__Data supplied__.

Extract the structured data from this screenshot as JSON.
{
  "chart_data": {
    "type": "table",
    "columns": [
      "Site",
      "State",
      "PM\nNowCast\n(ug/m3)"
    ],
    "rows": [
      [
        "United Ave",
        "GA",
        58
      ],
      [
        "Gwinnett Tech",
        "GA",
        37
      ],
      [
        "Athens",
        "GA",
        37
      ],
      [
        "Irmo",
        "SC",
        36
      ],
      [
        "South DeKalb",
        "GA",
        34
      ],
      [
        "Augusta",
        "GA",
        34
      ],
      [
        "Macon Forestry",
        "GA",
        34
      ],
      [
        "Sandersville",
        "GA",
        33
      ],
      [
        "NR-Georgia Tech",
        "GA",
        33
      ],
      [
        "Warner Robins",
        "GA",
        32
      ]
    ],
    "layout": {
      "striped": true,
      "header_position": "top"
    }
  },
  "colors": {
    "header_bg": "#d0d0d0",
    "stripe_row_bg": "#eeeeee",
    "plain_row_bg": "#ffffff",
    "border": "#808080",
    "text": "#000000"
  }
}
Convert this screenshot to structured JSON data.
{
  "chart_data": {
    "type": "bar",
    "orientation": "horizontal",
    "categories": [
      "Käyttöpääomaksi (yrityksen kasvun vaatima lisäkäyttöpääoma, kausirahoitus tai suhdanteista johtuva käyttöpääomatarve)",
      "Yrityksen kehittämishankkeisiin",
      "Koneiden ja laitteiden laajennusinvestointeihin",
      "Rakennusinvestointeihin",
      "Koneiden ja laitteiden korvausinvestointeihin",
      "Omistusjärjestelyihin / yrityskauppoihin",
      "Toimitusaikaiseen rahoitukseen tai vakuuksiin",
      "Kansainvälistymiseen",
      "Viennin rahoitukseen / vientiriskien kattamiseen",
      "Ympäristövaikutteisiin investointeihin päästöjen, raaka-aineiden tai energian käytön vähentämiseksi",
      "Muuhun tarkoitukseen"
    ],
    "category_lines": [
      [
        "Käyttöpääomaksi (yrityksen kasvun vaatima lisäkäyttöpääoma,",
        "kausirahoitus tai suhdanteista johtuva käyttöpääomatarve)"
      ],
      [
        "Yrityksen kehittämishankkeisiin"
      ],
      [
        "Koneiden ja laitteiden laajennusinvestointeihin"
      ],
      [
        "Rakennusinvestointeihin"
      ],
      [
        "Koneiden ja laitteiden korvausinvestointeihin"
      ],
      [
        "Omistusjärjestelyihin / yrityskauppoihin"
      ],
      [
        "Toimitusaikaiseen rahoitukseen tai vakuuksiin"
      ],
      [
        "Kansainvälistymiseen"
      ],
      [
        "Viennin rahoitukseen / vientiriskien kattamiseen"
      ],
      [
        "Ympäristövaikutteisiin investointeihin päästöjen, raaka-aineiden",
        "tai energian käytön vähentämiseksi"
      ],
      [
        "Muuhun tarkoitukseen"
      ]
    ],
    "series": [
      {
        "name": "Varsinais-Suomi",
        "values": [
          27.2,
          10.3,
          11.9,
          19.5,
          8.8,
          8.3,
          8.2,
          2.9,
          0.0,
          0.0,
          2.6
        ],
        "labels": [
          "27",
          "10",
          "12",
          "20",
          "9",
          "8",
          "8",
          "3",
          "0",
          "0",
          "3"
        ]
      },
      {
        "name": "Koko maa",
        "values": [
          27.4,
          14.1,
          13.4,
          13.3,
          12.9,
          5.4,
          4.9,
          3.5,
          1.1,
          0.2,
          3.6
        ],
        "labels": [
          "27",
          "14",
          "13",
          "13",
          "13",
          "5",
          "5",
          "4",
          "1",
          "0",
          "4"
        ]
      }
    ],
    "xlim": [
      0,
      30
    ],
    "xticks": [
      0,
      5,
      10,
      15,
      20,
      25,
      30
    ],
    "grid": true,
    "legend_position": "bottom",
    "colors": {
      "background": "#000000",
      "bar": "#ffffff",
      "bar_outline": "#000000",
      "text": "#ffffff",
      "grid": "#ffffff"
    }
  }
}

__Instructions for the task__. Print the records above exactly as they appear.

__Result__.
Extract the structured data from this screenshot as JSON.
{
  "chart_data": {
    "type": "table",
    "columns": [
      "Site",
      "State",
      "PM\nNowCast\n(ug/m3)"
    ],
    "rows": [
      [
        "United Ave",
        "GA",
        58
      ],
      [
        "Gwinnett Tech",
        "GA",
        37
      ],
      [
        "Athens",
        "GA",
        37
      ],
      [
        "Irmo",
        "SC",
        36
      ],
      [
        "South DeKalb",
        "GA",
        34
      ],
      [
        "Augusta",
        "GA",
        34
      ],
      [
        "Macon Forestry",
        "GA",
        34
      ],
      [
        "Sandersville",
        "GA",
        33
      ],
      [
        "NR-Georgia Tech",
        "GA",
        33
      ],
      [
        "Warner Robins",
        "GA",
        32
      ]
    ],
    "layout": {
      "striped": true,
      "header_position": "top"
    }
  },
  "colors": {
    "header_bg": "#d0d0d0",
    "stripe_row_bg": "#eeeeee",
    "plain_row_bg": "#ffffff",
    "border": "#808080",
    "text": "#000000"
  }
}
Convert this screenshot to structured JSON data.
{
  "chart_data": {
    "type": "bar",
    "orientation": "horizontal",
    "categories": [
      "Käyttöpääomaksi (yrityksen kasvun vaatima lisäkäyttöpääoma, kausirahoitus tai suhdanteista johtuva käyttöpääomatarve)",
      "Yrityksen kehittämishankkeisiin",
      "Koneiden ja laitteiden laajennusinvestointeihin",
      "Rakennusinvestointeihin",
      "Koneiden ja laitteiden korvausinvestointeihin",
      "Omistusjärjestelyihin / yrityskauppoihin",
      "Toimitusaikaiseen rahoitukseen tai vakuuksiin",
      "Kansainvälistymiseen",
      "Viennin rahoitukseen / vientiriskien kattamiseen",
      "Ympäristövaikutteisiin investointeihin päästöjen, raaka-aineiden tai energian käytön vähentämiseksi",
      "Muuhun tarkoitukseen"
    ],
    "category_lines": [
      [
        "Käyttöpääomaksi (yrityksen kasvun vaatima lisäkäyttöpääoma,",
        "kausirahoitus tai suhdanteista johtuva käyttöpääomatarve)"
      ],
      [
        "Yrityksen kehittämishankkeisiin"
      ],
      [
        "Koneiden ja laitteiden laajennusinvestointeihin"
      ],
      [
        "Rakennusinvestointeihin"
      ],
      [
        "Koneiden ja laitteiden korvausinvestointeihin"
      ],
      [
        "Omistusjärjestelyihin / yrityskauppoihin"
      ],
      [
        "Toimitusaikaiseen rahoitukseen tai vakuuksiin"
      ],
      [
        "Kansainvälistymiseen"
      ],
      [
        "Viennin rahoitukseen / vientiriskien kattamiseen"
      ],
      [
        "Ympäristövaikutteisiin investointeihin päästöjen, raaka-aineiden",
        "tai energian käytön vähentämiseksi"
      ],
      [
        "Muuhun tarkoitukseen"
      ]
    ],
    "series": [
      {
        "name": "Varsinais-Suomi",
        "values": [
          27.2,
          10.3,
          11.9,
          19.5,
          8.8,
          8.3,
          8.2,
          2.9,
          0.0,
          0.0,
          2.6
        ],
        "labels": [
          "27",
          "10",
          "12",
          "20",
          "9",
          "8",
          "8",
          "3",
          "0",
          "0",
          "3"
        ]
      },
      {
        "name": "Koko maa",
        "values": [
          27.4,
          14.1,
          13.4,
          13.3,
          12.9,
          5.4,
          4.9,
          3.5,
          1.1,
          0.2,
          3.6
        ],
        "labels": [
          "27",
          "14",
          "13",
          "13",
          "13",
          "5",
          "5",
          "4",
          "1",
          "0",
          "4"
        ]
      }
    ],
    "xlim": [
      0,
      30
    ],
    "xticks": [
      0,
      5,
      10,
      15,
      20,
      25,
      30
    ],
    "grid": true,
    "legend_position": "bottom",
    "colors": {
      "background": "#000000",
      "bar": "#ffffff",
      "bar_outline": "#000000",
      "text": "#ffffff",
      "grid": "#ffffff"
    }
  }
}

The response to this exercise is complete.